:: DATASET EXTRACT ::
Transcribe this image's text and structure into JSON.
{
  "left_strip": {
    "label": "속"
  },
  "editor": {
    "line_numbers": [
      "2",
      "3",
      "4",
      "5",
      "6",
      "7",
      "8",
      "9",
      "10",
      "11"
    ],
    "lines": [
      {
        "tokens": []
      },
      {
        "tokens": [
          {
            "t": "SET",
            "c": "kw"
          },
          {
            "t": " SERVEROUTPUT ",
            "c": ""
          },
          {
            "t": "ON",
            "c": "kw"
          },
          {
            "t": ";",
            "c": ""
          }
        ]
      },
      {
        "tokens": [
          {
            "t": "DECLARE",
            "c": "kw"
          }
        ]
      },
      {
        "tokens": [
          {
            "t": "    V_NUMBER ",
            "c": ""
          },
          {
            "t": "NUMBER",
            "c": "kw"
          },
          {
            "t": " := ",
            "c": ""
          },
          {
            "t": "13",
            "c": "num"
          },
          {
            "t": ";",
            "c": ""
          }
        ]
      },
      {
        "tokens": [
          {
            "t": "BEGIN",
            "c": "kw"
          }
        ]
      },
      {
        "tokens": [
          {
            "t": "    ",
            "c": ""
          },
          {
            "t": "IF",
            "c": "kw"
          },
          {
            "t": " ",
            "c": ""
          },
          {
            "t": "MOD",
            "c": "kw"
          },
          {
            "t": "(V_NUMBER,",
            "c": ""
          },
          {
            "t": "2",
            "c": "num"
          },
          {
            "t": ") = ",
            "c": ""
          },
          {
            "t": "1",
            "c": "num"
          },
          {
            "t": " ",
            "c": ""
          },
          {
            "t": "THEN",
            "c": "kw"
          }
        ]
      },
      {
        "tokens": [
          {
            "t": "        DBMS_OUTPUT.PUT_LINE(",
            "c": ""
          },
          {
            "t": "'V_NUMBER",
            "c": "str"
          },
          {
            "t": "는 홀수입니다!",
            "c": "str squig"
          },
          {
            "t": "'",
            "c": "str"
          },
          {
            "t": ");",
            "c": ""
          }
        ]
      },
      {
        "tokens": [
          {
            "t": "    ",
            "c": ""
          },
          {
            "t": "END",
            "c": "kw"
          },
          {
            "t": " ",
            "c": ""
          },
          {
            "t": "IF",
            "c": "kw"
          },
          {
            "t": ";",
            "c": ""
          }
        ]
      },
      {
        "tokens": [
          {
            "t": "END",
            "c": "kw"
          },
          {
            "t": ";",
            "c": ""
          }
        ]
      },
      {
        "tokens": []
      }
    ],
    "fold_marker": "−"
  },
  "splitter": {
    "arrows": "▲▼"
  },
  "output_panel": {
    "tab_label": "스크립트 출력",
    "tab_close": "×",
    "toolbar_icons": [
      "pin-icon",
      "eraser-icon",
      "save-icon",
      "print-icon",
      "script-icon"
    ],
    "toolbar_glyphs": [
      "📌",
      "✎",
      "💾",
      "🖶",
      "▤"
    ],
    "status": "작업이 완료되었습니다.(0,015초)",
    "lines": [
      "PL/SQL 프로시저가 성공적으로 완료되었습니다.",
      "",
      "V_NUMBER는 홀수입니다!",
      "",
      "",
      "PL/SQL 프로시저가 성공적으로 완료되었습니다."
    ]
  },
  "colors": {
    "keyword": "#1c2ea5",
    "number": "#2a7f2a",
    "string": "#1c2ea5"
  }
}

:: EXERCISE BRIEF ::
Transcribe all of the material exactly. Omit nothing.

:: WRITTEN ANSWER ::
Transcribe this image's text and structure into JSON.
{
  "left_strip": {
    "label": "속"
  },
  "editor": {
    "line_numbers": [
      "2",
      "3",
      "4",
      "5",
      "6",
      "7",
      "8",
      "9",
      "10",
      "11"
    ],
    "lines": [
      {
        "tokens": []
      },
      {
        "tokens": [
          {
            "t": "SET",
            "c": "kw"
          },
          {
            "t": " SERVEROUTPUT ",
            "c": ""
          },
          {
            "t": "ON",
            "c": "kw"
          },
          {
            "t": ";",
            "c": ""
          }
        ]
      },
      {
        "tokens": [
          {
            "t": "DECLARE",
            "c": "kw"
          }
        ]
      },
      {
        "tokens": [
          {
            "t": "    V_NUMBER ",
            "c": ""
          },
          {
            "t": "NUMBER",
            "c": "kw"
          },
          {
            "t": " := ",
            "c": ""
          },
          {
            "t": "13",
            "c": "num"
          },
          {
            "t": ";",
            "c": ""
          }
        ]
      },
      {
        "tokens": [
          {
            "t": "BEGIN",
            "c": "kw"
          }
        ]
      },
      {
        "tokens": [
          {
            "t": "    ",
            "c": ""
          },
          {
            "t": "IF",
            "c": "kw"
          },
          {
            "t": " ",
            "c": ""
          },
          {
            "t": "MOD",
            "c": "kw"
          },
          {
            "t": "(V_NUMBER,",
            "c": ""
          },
          {
            "t": "2",
            "c": "num"
          },
          {
            "t": ") = ",
            "c": ""
          },
          {
            "t": "1",
            "c": "num"
          },
          {
            "t": " ",
            "c": ""
          },
          {
            "t": "THEN",
            "c": "kw"
          }
        ]
      },
      {
        "tokens": [
          {
            "t": "        DBMS_OUTPUT.PUT_LINE(",
            "c": ""
          },
          {
            "t": "'V_NUMBER",
            "c": "str"
          },
          {
            "t": "는 홀수입니다!",
            "c": "str squig"
          },
          {
            "t": "'",
            "c": "str"
          },
          {
            "t": ");",
            "c": ""
          }
        ]
      },
      {
        "tokens": [
          {
            "t": "    ",
            "c": ""
          },
          {
            "t": "END",
            "c": "kw"
          },
          {
            "t": " ",
            "c": ""
          },
          {
            "t": "IF",
            "c": "kw"
          },
          {
            "t": ";",
            "c": ""
          }
        ]
      },
      {
        "tokens": [
          {
            "t": "END",
            "c": "kw"
          },
          {
            "t": ";",
            "c": ""
          }
        ]
      },
      {
        "tokens": []
      }
    ],
    "fold_marker": "−"
  },
  "splitter": {
    "arrows": "▲▼"
  },
  "output_panel": {
    "tab_label": "스크립트 출력",
    "tab_close": "×",
    "toolbar_icons": [
      "pin-icon",
      "eraser-icon",
      "save-icon",
      "print-icon",
      "script-icon"
    ],
    "toolbar_glyphs": [
      "📌",
      "✎",
      "💾",
      "🖶",
      "▤"
    ],
    "status": "작업이 완료되었습니다.(0,015초)",
    "lines": [
      "PL/SQL 프로시저가 성공적으로 완료되었습니다.",
      "",
      "V_NUMBER는 홀수입니다!",
      "",
      "",
      "PL/SQL 프로시저가 성공적으로 완료되었습니다."
    ]
  },
  "colors": {
    "keyword": "#1c2ea5",
    "number": "#2a7f2a",
    "string": "#1c2ea5"
  }
}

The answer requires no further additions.